_REQUEST:_
Give the number of lines in this listing that contain the word "deze", and nothing else.

________

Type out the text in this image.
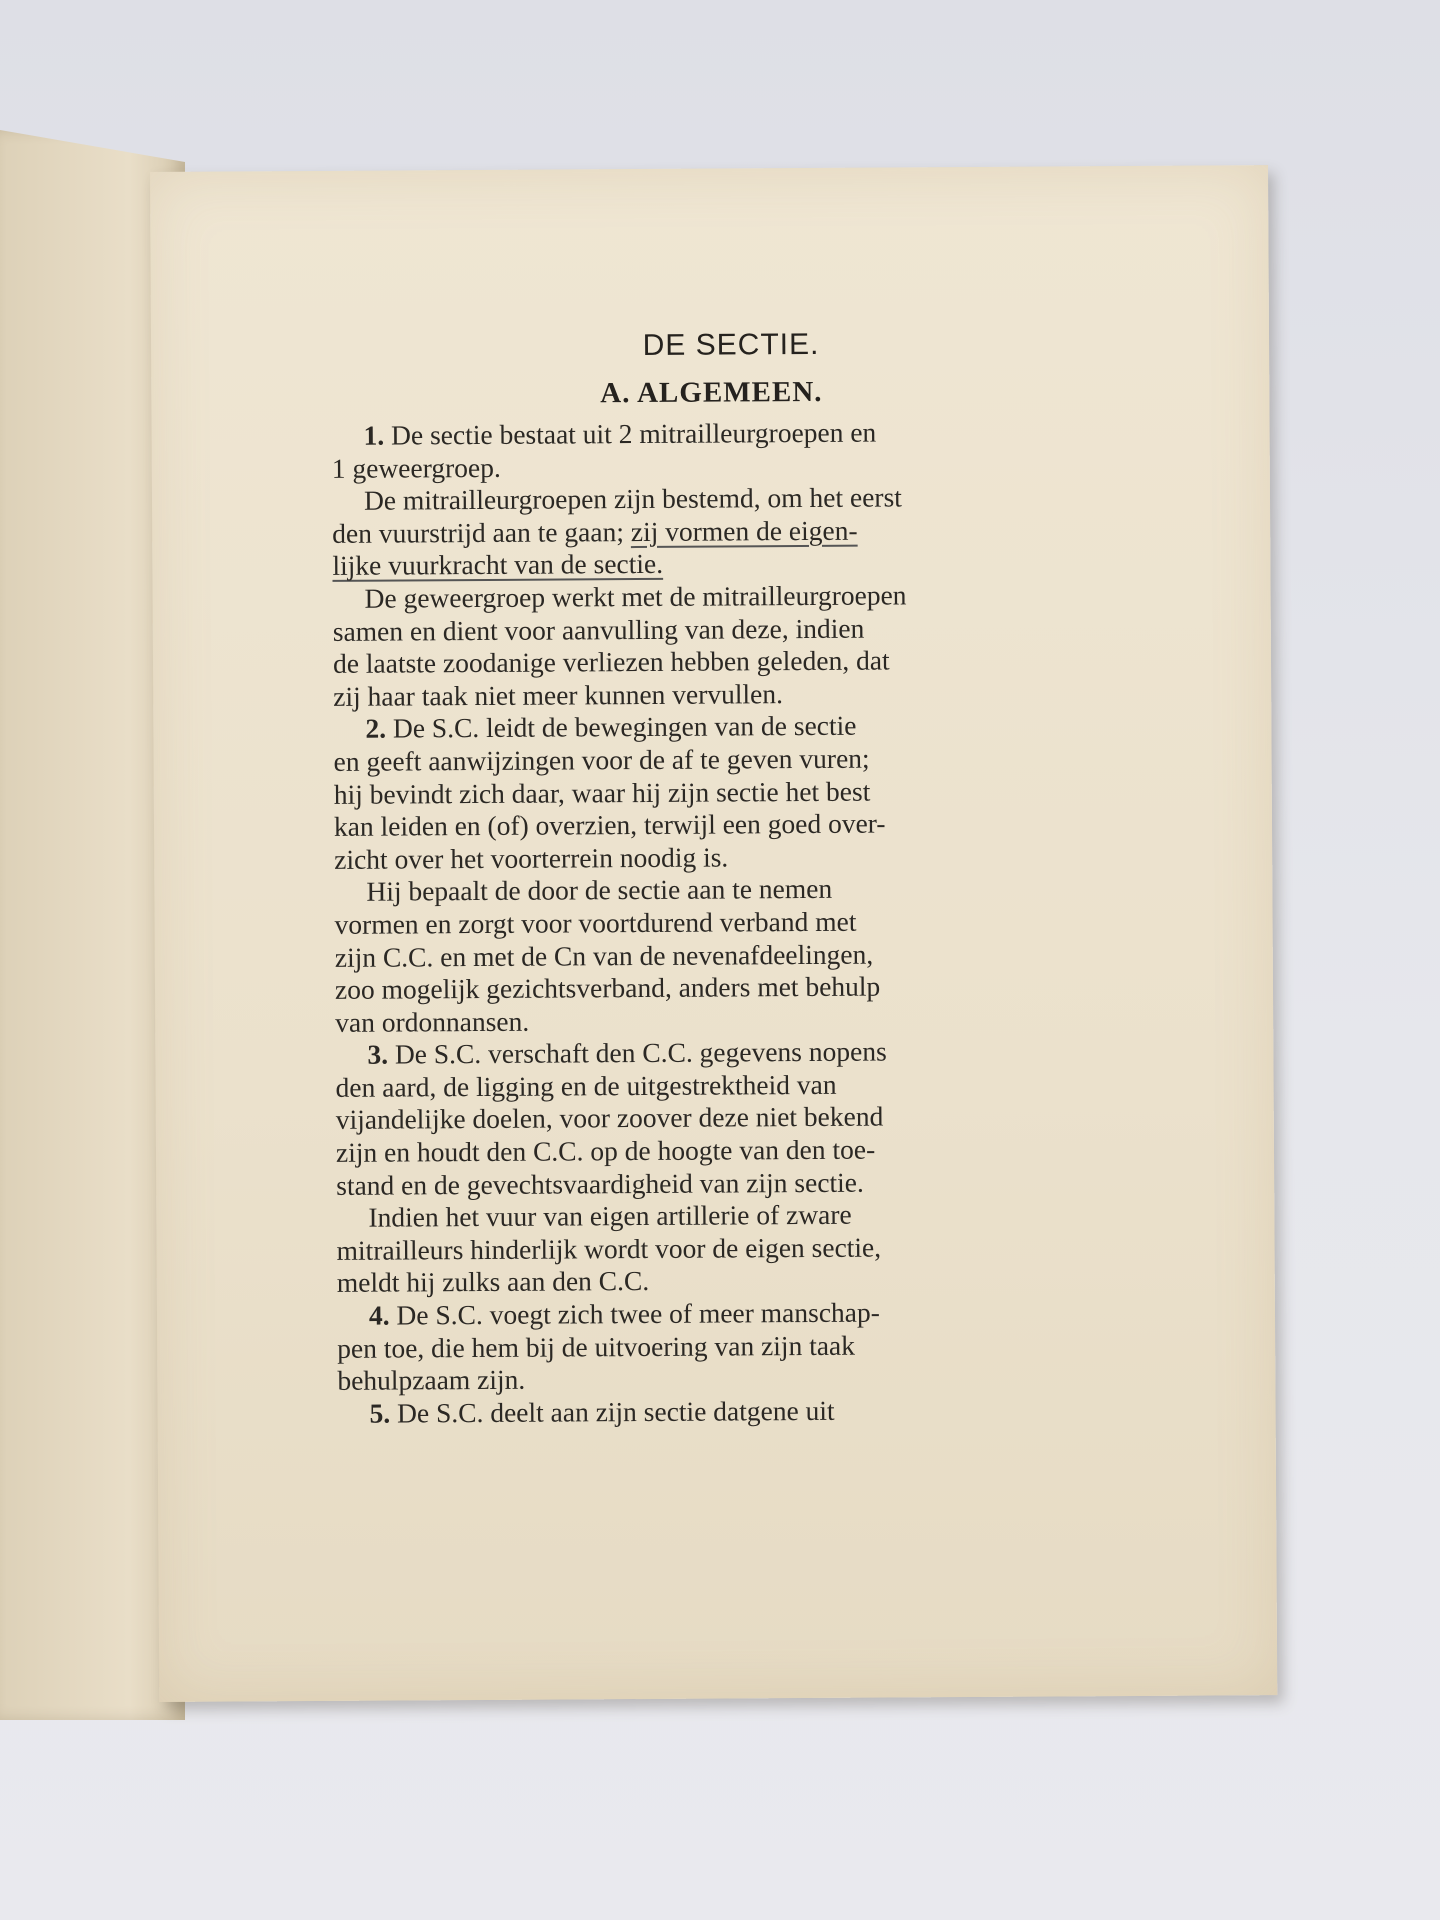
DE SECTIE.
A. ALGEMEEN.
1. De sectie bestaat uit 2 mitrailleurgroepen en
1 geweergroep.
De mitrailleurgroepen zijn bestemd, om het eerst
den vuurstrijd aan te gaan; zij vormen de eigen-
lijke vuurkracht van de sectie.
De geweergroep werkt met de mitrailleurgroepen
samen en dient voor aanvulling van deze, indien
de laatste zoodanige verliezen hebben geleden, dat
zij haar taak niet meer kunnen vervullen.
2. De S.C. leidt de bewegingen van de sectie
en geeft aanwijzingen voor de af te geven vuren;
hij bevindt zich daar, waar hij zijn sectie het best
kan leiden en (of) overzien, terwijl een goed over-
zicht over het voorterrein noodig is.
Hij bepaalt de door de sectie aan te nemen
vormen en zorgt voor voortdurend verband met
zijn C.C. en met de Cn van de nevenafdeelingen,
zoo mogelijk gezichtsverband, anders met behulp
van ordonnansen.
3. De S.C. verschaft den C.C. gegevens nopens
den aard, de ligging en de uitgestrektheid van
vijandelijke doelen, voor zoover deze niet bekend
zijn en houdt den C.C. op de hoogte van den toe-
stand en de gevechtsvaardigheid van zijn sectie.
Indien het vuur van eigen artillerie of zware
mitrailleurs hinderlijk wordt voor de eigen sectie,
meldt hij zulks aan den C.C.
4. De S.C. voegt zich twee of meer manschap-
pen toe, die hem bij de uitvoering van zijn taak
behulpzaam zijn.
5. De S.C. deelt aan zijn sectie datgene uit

________

_EXPECTED ANSWER:_
2